##### RECORDS SHOWN #####
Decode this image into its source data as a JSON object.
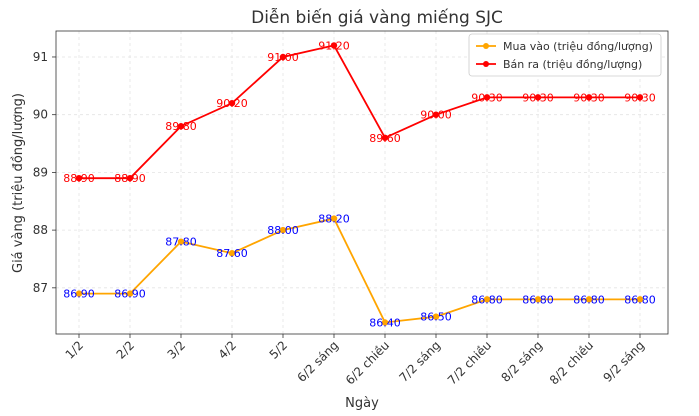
{
  "chart_data": {
    "type": "line",
    "title": "Diễn biến giá vàng miếng SJC",
    "xlabel": "Ngày",
    "ylabel": "Giá vàng (triệu đồng/lượng)",
    "categories": [
      "1/2",
      "2/2",
      "3/2",
      "4/2",
      "5/2",
      "6/2 sáng",
      "6/2 chiều",
      "7/2 sáng",
      "7/2 chiều",
      "8/2 sáng",
      "8/2 chiều",
      "9/2 sáng"
    ],
    "yticks": [
      "87",
      "88",
      "89",
      "90",
      "91"
    ],
    "ylim": [
      86.2,
      91.45
    ],
    "grid": true,
    "legend_position": "top-right",
    "series": [
      {
        "name": "Mua vào (triệu đồng/lượng)",
        "color": "#FFA500",
        "label_color": "#0000FF",
        "values": [
          86.9,
          86.9,
          87.8,
          87.6,
          88.0,
          88.2,
          86.4,
          86.5,
          86.8,
          86.8,
          86.8,
          86.8
        ],
        "labels": [
          "86.90",
          "86.90",
          "87.80",
          "87.60",
          "88.00",
          "88.20",
          "86.40",
          "86.50",
          "86.80",
          "86.80",
          "86.80",
          "86.80"
        ]
      },
      {
        "name": "Bán ra (triệu đồng/lượng)",
        "color": "#FF0000",
        "label_color": "#FF0000",
        "values": [
          88.9,
          88.9,
          89.8,
          90.2,
          91.0,
          91.2,
          89.6,
          90.0,
          90.3,
          90.3,
          90.3,
          90.3
        ],
        "labels": [
          "88.90",
          "88.90",
          "89.80",
          "90.20",
          "91.00",
          "91.20",
          "89.60",
          "90.00",
          "90.30",
          "90.30",
          "90.30",
          "90.30"
        ]
      }
    ]
  }
}
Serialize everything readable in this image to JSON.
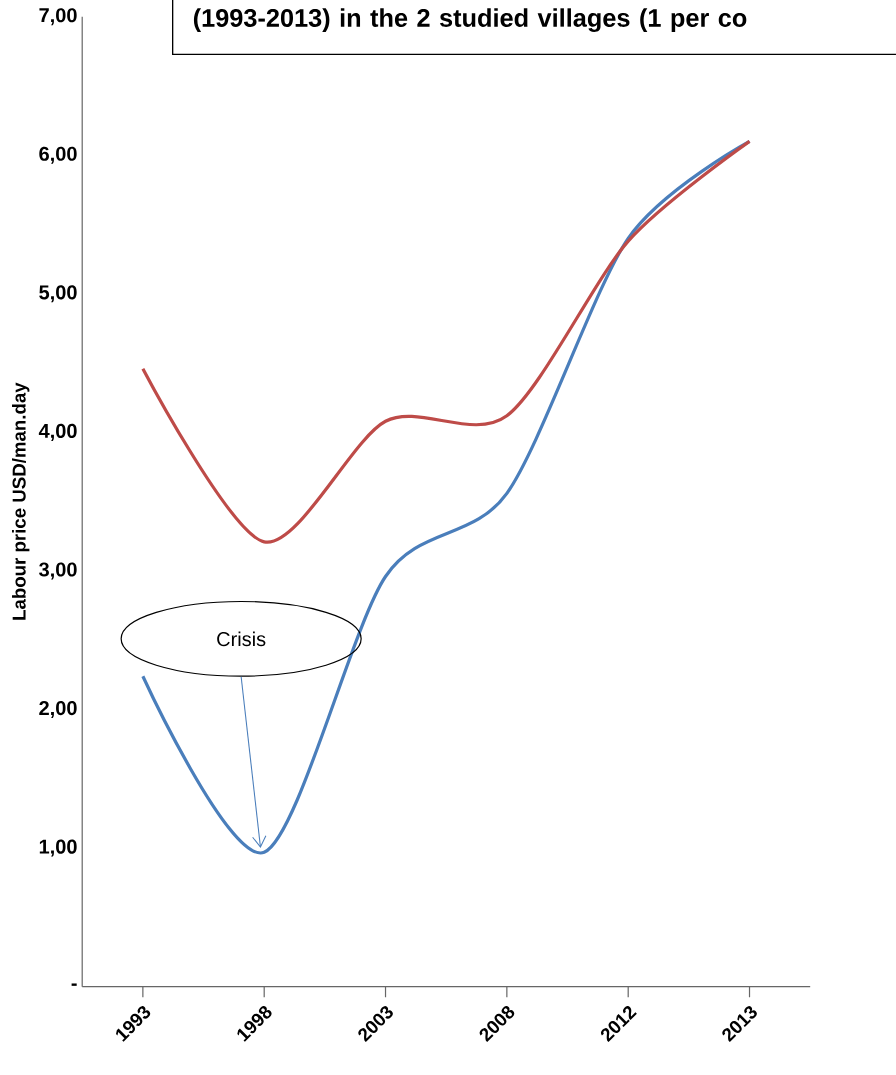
{
  "chart_data": {
    "type": "line",
    "title": "(1993-2013) in the 2 studied villages (1 per co",
    "ylabel": "Labour price USD/man.day",
    "categories": [
      "1993",
      "1998",
      "2003",
      "2008",
      "2012",
      "2013"
    ],
    "series": [
      {
        "color": "#4a7ebb",
        "values": [
          2.24,
          0.97,
          2.96,
          3.56,
          5.4,
          6.1
        ]
      },
      {
        "color": "#be4b48",
        "values": [
          4.46,
          3.21,
          4.08,
          4.12,
          5.38,
          6.1
        ]
      }
    ],
    "ylim": [
      0,
      7
    ],
    "yticks": [
      {
        "value": 0,
        "label": "-"
      },
      {
        "value": 1,
        "label": "1,00"
      },
      {
        "value": 2,
        "label": "2,00"
      },
      {
        "value": 3,
        "label": "3,00"
      },
      {
        "value": 4,
        "label": "4,00"
      },
      {
        "value": 5,
        "label": "5,00"
      },
      {
        "value": 6,
        "label": "6,00"
      },
      {
        "value": 7,
        "label": "7,00"
      }
    ],
    "grid": false,
    "marker": "none",
    "line_style": "solid",
    "annotations": [
      "Crisis"
    ]
  }
}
#####
EXERCISE DESCRIPTION>
Go through the entries above and pull out each line with "name" in it.

RESULT FOR THIS EXERCISE>
        "name": "Mua vào (triệu đồng/lượng)",
        "name": "Bán ra (triệu đồng/lượng)",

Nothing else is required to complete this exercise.